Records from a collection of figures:
— Start —
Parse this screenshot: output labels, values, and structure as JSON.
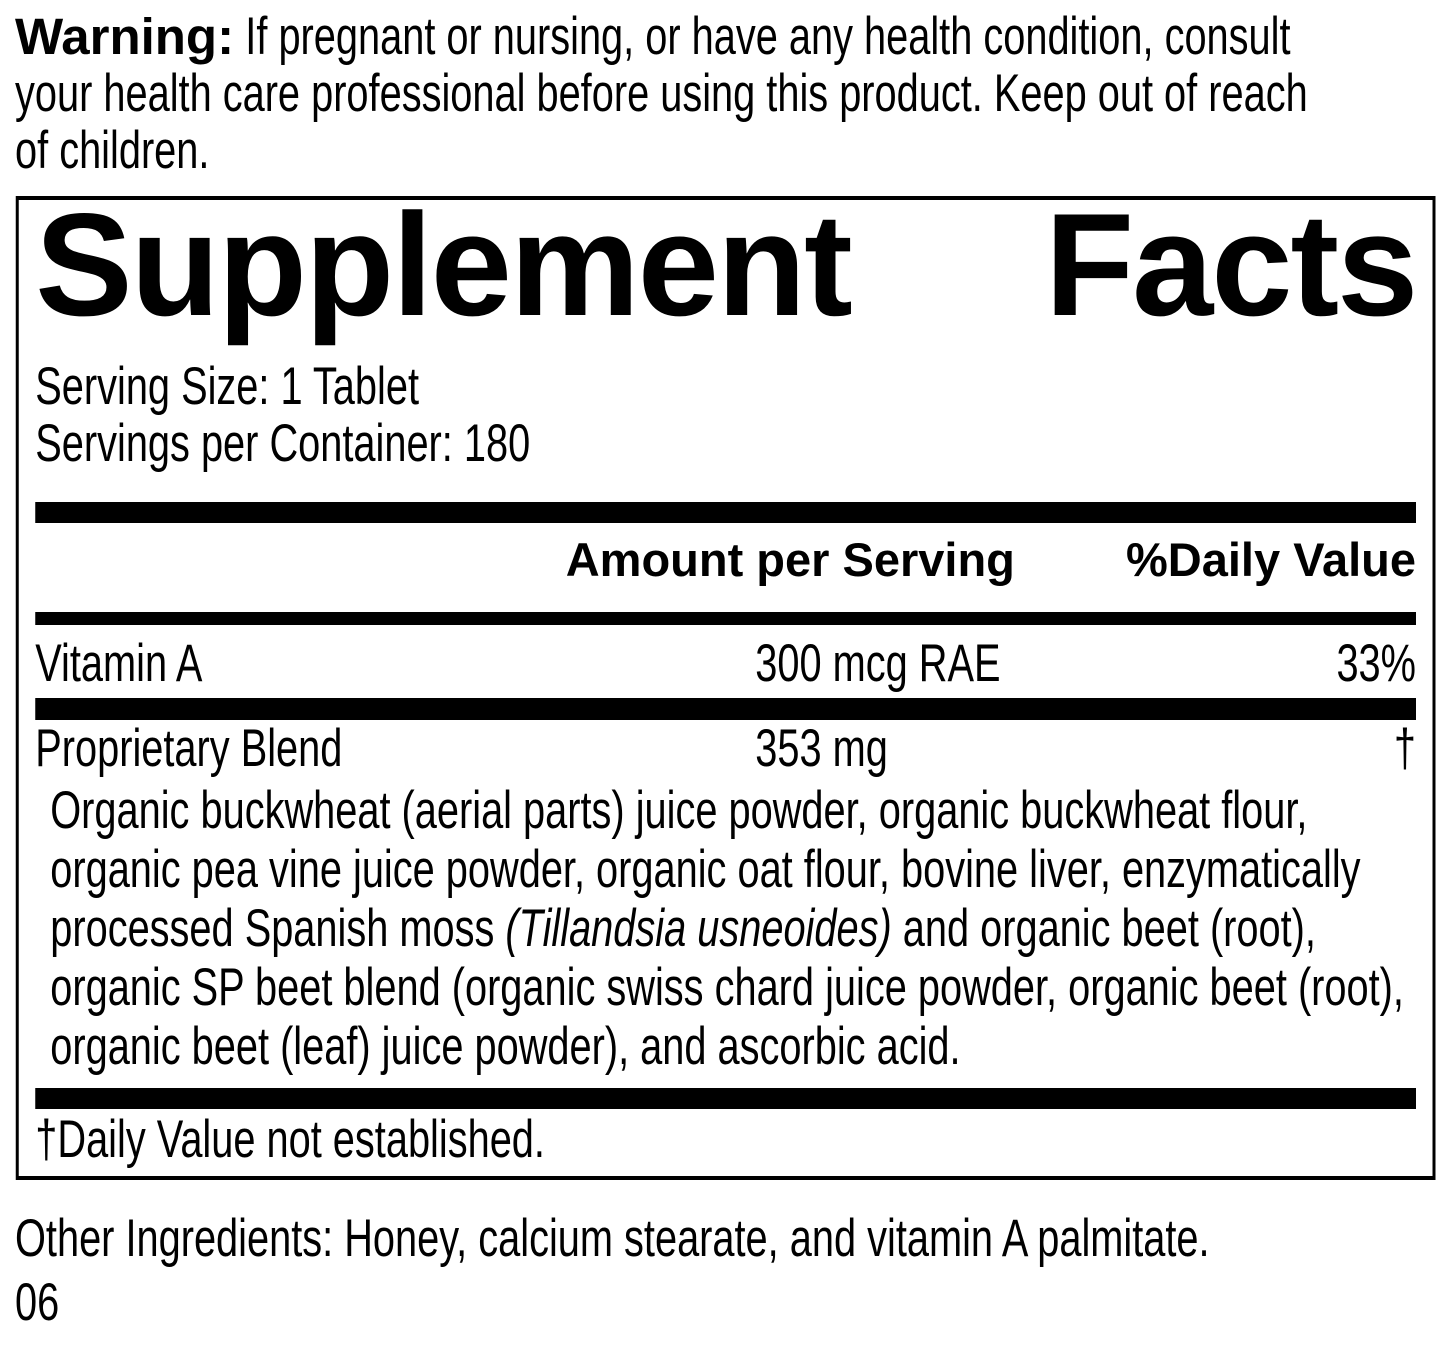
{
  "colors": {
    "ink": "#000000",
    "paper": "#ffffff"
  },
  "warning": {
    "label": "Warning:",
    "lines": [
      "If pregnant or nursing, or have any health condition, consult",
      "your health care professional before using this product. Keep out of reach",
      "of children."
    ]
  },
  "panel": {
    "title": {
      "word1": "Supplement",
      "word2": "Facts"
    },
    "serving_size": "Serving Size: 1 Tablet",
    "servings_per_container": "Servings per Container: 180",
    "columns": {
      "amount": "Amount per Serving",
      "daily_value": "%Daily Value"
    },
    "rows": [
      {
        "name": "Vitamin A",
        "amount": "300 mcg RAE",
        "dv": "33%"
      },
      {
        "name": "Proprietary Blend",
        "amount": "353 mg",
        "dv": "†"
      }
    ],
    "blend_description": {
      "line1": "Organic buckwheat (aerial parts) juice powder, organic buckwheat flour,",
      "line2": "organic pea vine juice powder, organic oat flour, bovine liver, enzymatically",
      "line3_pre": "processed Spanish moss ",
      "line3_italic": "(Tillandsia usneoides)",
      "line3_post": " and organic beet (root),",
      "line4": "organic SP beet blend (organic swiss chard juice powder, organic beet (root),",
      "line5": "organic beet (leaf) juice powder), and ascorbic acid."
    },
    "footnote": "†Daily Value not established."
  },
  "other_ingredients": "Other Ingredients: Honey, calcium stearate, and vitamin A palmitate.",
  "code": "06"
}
— End —
Work instructions
Pick out each line in the material containing "this".

Written reply
Parse this screenshot: output labels, values, and structure as JSON.
      "your health care professional before using this product. Keep out of reach",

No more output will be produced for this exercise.